Short task => Identify the lines holding "Right" and copy them.

Saved data entries =>
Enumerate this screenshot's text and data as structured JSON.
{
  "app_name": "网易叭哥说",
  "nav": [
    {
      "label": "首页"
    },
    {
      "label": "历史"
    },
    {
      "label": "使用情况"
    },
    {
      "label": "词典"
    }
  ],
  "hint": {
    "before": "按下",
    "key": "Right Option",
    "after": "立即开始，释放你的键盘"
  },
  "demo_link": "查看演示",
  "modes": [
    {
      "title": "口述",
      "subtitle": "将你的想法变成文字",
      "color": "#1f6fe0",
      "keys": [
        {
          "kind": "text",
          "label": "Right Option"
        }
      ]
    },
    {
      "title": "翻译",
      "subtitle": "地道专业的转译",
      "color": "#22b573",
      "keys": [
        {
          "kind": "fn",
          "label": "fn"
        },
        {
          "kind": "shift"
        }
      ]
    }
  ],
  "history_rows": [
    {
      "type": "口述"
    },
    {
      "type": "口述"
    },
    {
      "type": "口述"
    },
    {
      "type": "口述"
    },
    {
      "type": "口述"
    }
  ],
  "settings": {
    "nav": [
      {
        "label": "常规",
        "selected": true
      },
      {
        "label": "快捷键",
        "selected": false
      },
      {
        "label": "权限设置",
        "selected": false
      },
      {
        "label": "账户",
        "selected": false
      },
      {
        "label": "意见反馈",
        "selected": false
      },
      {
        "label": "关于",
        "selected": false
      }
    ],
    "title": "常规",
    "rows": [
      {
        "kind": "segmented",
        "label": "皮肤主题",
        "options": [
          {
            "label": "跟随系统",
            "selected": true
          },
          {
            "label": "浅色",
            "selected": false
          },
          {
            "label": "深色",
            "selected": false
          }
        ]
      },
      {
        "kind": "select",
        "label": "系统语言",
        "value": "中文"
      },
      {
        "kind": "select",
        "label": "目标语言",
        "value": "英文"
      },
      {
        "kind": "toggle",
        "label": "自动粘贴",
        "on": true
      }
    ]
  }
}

Output below =>
    "key": "Right Option",
          "label": "Right Option"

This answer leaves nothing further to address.